WHAT THE TASK REQUIRES ▸ Copy the lines that run from the start of the data records through the line containing "The wheel 10 is at (103, 373).", including both of those lines. Leave the pictures out of your answer.

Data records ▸

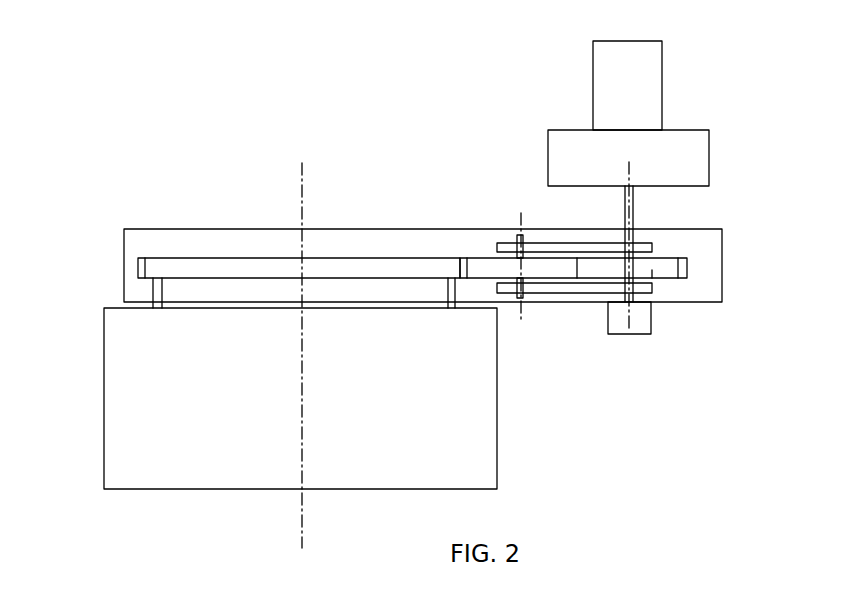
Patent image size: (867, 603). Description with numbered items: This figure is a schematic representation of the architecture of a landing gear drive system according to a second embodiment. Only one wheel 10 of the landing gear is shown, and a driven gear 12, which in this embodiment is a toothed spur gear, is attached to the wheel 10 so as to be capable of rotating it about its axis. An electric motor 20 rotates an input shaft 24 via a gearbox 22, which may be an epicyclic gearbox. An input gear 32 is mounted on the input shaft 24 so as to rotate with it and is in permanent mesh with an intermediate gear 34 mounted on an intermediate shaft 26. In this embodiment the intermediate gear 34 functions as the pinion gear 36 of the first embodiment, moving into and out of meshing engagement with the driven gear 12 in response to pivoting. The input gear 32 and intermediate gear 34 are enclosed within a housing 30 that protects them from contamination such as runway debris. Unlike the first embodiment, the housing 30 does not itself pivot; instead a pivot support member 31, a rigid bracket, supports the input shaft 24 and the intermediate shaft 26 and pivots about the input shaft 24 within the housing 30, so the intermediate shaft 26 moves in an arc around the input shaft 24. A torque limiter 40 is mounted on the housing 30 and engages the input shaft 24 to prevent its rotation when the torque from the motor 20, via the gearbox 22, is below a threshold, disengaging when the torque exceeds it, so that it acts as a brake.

The wheel 10 is at (103, 373).
The driven gear 12 is at (180, 258).
The electric motor 20 is at (662, 80).
The gearbox 22 is at (709, 150).
The input shaft 24 is at (633, 213).
The intermediate shaft 26 is at (517, 242).
The housing 30 is at (720, 265).
The pivot support member 31 is at (553, 243).
The input gear 32 is at (667, 278).
The intermediate gear 34 is at (542, 229).
The pinion gear 36 is at (480, 258).
The torque limiter 40 is at (631, 334).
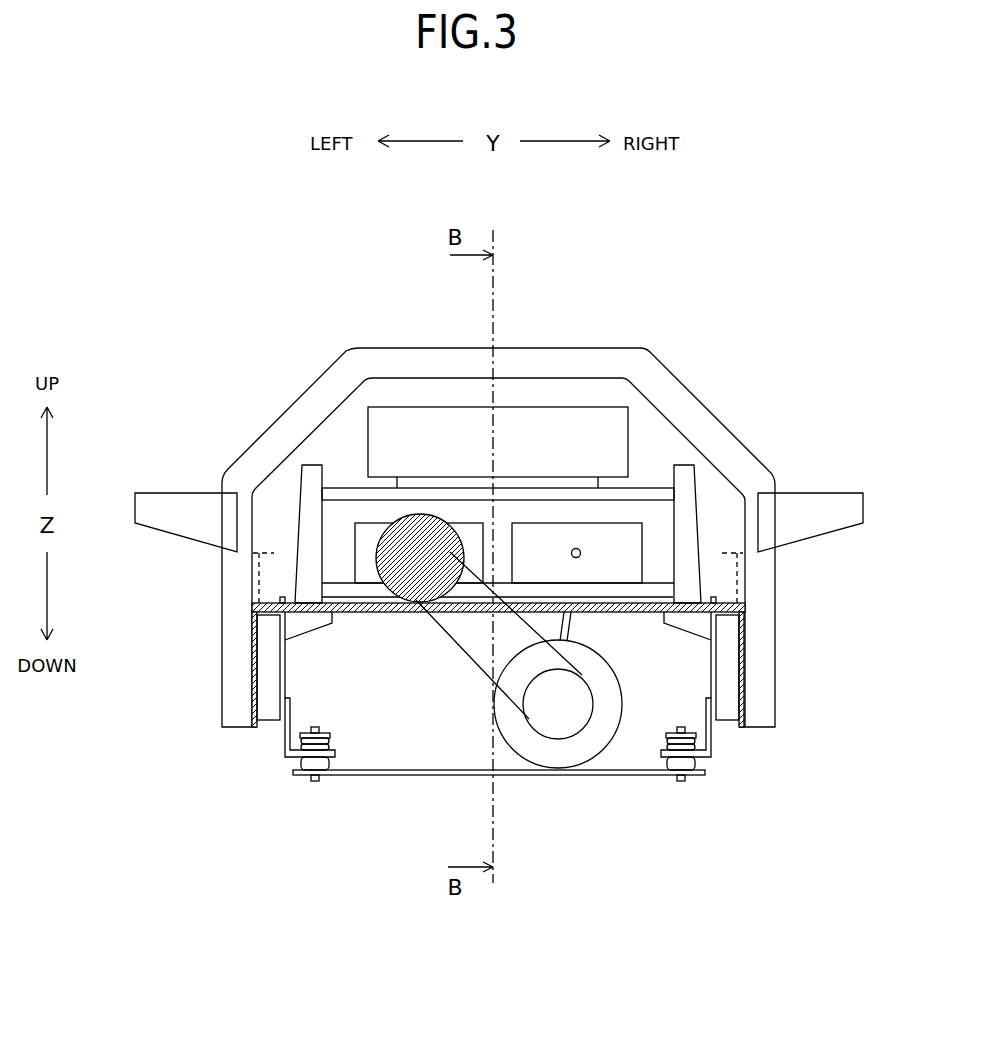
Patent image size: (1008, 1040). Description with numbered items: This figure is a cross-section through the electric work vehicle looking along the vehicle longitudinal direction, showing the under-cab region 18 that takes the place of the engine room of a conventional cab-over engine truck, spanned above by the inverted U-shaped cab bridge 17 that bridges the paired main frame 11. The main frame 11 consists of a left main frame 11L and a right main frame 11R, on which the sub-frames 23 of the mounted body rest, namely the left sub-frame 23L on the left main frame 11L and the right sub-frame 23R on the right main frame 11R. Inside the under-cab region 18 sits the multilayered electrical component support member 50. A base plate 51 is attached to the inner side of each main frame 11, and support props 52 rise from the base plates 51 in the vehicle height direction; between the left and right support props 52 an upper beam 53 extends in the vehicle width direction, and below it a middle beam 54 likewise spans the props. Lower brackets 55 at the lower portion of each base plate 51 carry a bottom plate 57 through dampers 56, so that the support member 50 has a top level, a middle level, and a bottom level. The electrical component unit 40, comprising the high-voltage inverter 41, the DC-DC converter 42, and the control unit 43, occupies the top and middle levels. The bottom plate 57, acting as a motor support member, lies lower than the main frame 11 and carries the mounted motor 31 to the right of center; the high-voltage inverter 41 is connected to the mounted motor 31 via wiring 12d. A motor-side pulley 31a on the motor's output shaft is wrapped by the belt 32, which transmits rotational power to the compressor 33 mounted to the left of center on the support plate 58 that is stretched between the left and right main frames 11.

The main frame 11 is at (496, 625).
The left main frame 11L is at (247, 702).
The right main frame 11R is at (748, 698).
The wiring 12d is at (570, 624).
The cab bridge 17 is at (364, 348).
The under-cab region 18 is at (406, 392).
The sub-frames 23 is at (496, 553).
The left sub-frame 23L is at (248, 582).
The right sub-frame 23R is at (747, 583).
The mounted motor 31 is at (608, 741).
The motor-side pulley 31a is at (562, 739).
The belt 32 is at (458, 648).
The compressor 33 is at (380, 585).
The electrical component unit 40 is at (503, 456).
The high-voltage inverter 41 is at (580, 523).
The DC-DC converter 42 is at (463, 523).
The control unit 43 is at (558, 407).
The electrical component support member 50 is at (517, 457).
The base plate 51 is at (262, 660).
The support props 52 is at (315, 455).
The upper beam 53 is at (647, 488).
The middle beam 54 is at (653, 580).
The lower brackets 55 is at (287, 740).
The dampers 56 is at (295, 758).
The bottom plate 57 is at (399, 776).
The support plate 58 is at (340, 613).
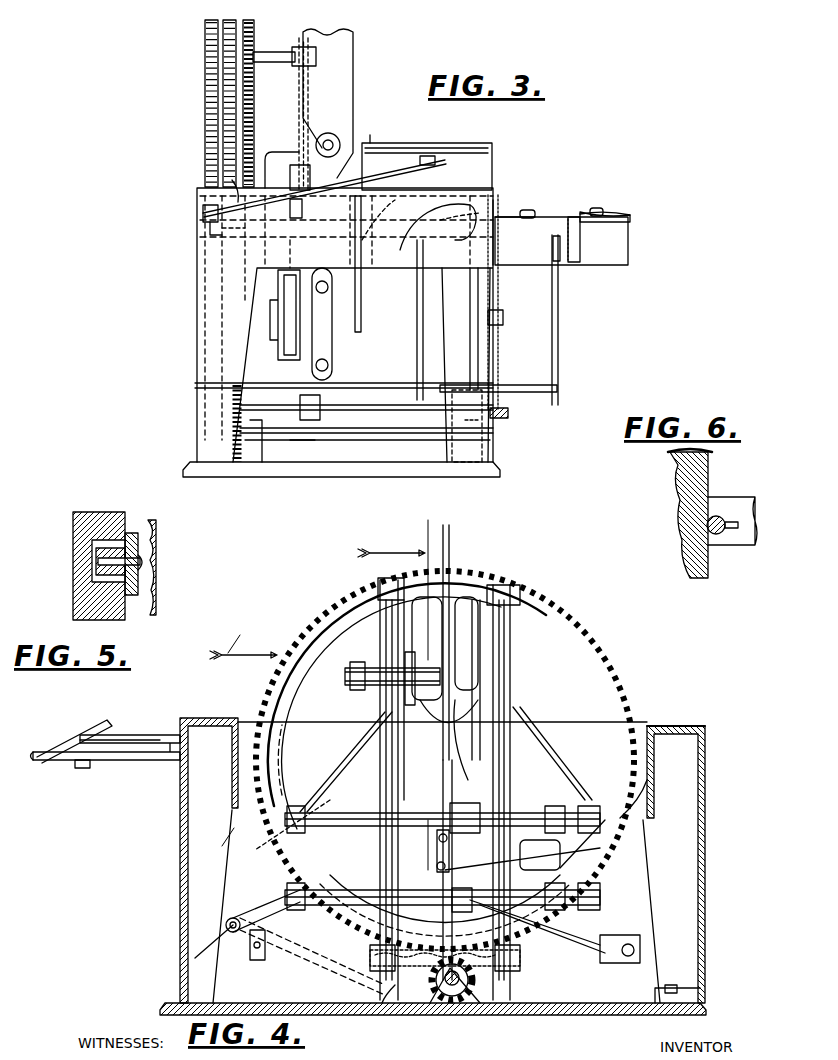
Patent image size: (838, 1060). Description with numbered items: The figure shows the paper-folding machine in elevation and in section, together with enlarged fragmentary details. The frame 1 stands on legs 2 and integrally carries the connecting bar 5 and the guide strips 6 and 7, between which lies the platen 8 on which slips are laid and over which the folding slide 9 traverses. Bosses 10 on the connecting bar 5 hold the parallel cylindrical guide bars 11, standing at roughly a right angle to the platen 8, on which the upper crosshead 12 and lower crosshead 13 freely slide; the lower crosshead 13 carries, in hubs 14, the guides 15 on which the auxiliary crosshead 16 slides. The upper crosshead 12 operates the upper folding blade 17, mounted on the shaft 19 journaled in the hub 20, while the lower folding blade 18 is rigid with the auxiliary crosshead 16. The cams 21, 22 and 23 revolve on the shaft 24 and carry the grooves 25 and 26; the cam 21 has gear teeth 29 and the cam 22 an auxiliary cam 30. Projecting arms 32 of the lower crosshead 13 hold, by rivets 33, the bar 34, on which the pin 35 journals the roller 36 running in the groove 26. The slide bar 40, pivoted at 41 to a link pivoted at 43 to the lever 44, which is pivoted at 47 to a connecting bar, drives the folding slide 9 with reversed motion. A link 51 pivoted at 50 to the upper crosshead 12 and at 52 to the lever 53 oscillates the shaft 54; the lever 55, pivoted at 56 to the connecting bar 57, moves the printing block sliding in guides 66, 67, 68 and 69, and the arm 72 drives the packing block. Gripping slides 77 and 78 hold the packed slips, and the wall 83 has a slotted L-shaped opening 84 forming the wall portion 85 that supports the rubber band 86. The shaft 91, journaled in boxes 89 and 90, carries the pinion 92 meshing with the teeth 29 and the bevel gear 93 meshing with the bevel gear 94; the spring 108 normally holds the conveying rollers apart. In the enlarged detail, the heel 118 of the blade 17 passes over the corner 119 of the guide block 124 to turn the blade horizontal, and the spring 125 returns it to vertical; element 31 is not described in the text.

In FIG. 3, the frame 1 is at (205, 213).
In FIG. 4, the frame 1 is at (705, 765).
In FIG. 3, the legs 2 is at (197, 340).
In FIG. 4, the legs 2 is at (180, 905).
In FIG. 4, the connecting bar 5 is at (630, 732).
In FIG. 3, the guide strip 6 is at (370, 140).
In FIG. 3, the guide strip 7 is at (497, 215).
In FIG. 3, the platen 8 is at (465, 188).
In FIG. 3, the folding slide 9 is at (493, 200).
In FIG. 4, the bosses 10 is at (385, 740).
In FIG. 4, the cylindrical guide bars 11 is at (392, 580).
In FIG. 4, the upper crosshead 12 is at (480, 640).
In FIG. 4, the lower crosshead 13 is at (398, 985).
In FIG. 4, the hubs 14 is at (600, 897).
In FIG. 4, the guides 15 is at (380, 830).
In FIG. 4, the auxiliary crosshead 16 is at (592, 878).
In FIG. 3, the upper folding blade 17 is at (353, 68).
In FIG. 4, the upper folding blade 17 is at (449, 570).
In FIG. 4, the lower folding blade 18 is at (500, 775).
In FIG. 4, the shaft 19 is at (350, 672).
In FIG. 4, the hub 20 is at (360, 668).
In FIG. 3, the cam 21 is at (265, 52).
In FIG. 5, the cam 21 is at (156, 555).
In FIG. 4, the cam 21 is at (585, 628).
In FIG. 3, the cam 22 is at (225, 52).
In FIG. 5, the cam 22 is at (73, 596).
In FIG. 3, the cam 23 is at (205, 78).
In FIG. 3, the shaft 24 is at (225, 228).
In FIG. 4, the groove 25 is at (292, 710).
In FIG. 5, the groove 26 is at (92, 548).
In FIG. 3, the gear teeth 29 is at (243, 116).
In FIG. 4, the gear teeth 29 is at (603, 642).
In FIG. 4, the auxiliary cam 30 is at (560, 868).
In FIG. 3, the block 31 is at (310, 44).
In FIG. 4, the projecting arms 32 is at (250, 940).
In FIG. 4, the rivets 33 is at (640, 950).
In FIG. 5, the bar 34 is at (133, 535).
In FIG. 4, the bar 34 is at (585, 960).
In FIG. 5, the pin 35 is at (140, 568).
In FIG. 5, the roller 36 is at (98, 580).
In FIG. 3, the slide bar 40 is at (210, 225).
In FIG. 4, the slide bar 40 is at (145, 793).
In FIG. 3, the pivot 41 is at (232, 198).
In FIG. 4, the pivot 41 is at (82, 768).
In FIG. 4, the pivot 43 is at (35, 758).
In FIG. 3, the lever 44 is at (208, 206).
In FIG. 4, the lever 44 is at (80, 735).
In FIG. 4, the pivot 47 is at (85, 740).
In FIG. 4, the pivot 50 is at (505, 813).
In FIG. 3, the link 51 is at (278, 305).
In FIG. 4, the link 51 is at (560, 800).
In FIG. 4, the pivot 52 is at (450, 840).
In FIG. 3, the lever 53 is at (260, 348).
In FIG. 4, the lever 53 is at (280, 945).
In FIG. 3, the shaft 54 is at (520, 392).
In FIG. 4, the shaft 54 is at (226, 927).
In FIG. 3, the lever 55 is at (400, 410).
In FIG. 3, the pivot 56 is at (540, 215).
In FIG. 3, the connecting bar 57 is at (525, 210).
In FIG. 3, the guide 66 is at (360, 332).
In FIG. 3, the guide 67 is at (370, 235).
In FIG. 3, the guide 68 is at (405, 240).
In FIG. 3, the guide 69 is at (370, 440).
In FIG. 3, the arm 72 is at (559, 365).
In FIG. 3, the gripping slide 77 is at (598, 209).
In FIG. 3, the gripping slide 78 is at (603, 210).
In FIG. 3, the wall 83 is at (610, 260).
In FIG. 3, the slotted L shaped opening 84 is at (580, 240).
In FIG. 3, the wall 85 is at (558, 262).
In FIG. 3, the rubber band 86 is at (630, 216).
In FIG. 3, the box 89 is at (255, 440).
In FIG. 3, the box 90 is at (440, 462).
In FIG. 3, the shaft 91 is at (330, 440).
In FIG. 4, the shaft 91 is at (462, 1000).
In FIG. 3, the pinion 92 is at (237, 462).
In FIG. 4, the pinion 92 is at (445, 998).
In FIG. 3, the bevel gear 93 is at (460, 450).
In FIG. 3, the bevel gear 94 is at (502, 418).
In FIG. 3, the spring 108 is at (503, 318).
In FIG. 6, the heel 118 is at (710, 490).
In FIG. 6, the corner 119 is at (680, 450).
In FIG. 6, the guide block 124 is at (680, 510).
In FIG. 4, the spring 125 is at (290, 635).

THE RESPONSE ▸
Patent image size: (867, 603). Description with numbered items: This figure is a schematic representation of the architecture of a landing gear drive system according to a second embodiment. Only one wheel 10 of the landing gear is shown, and a driven gear 12, which in this embodiment is a toothed spur gear, is attached to the wheel 10 so as to be capable of rotating it about its axis. An electric motor 20 rotates an input shaft 24 via a gearbox 22, which may be an epicyclic gearbox. An input gear 32 is mounted on the input shaft 24 so as to rotate with it and is in permanent mesh with an intermediate gear 34 mounted on an intermediate shaft 26. In this embodiment the intermediate gear 34 functions as the pinion gear 36 of the first embodiment, moving into and out of meshing engagement with the driven gear 12 in response to pivoting. The input gear 32 and intermediate gear 34 are enclosed within a housing 30 that protects them from contamination such as runway debris. Unlike the first embodiment, the housing 30 does not itself pivot; instead a pivot support member 31, a rigid bracket, supports the input shaft 24 and the intermediate shaft 26 and pivots about the input shaft 24 within the housing 30, so the intermediate shaft 26 moves in an arc around the input shaft 24. A torque limiter 40 is mounted on the housing 30 and engages the input shaft 24 to prevent its rotation when the torque from the motor 20, via the gearbox 22, is below a threshold, disengaging when the torque exceeds it, so that it acts as a brake.

The wheel 10 is at (103, 373).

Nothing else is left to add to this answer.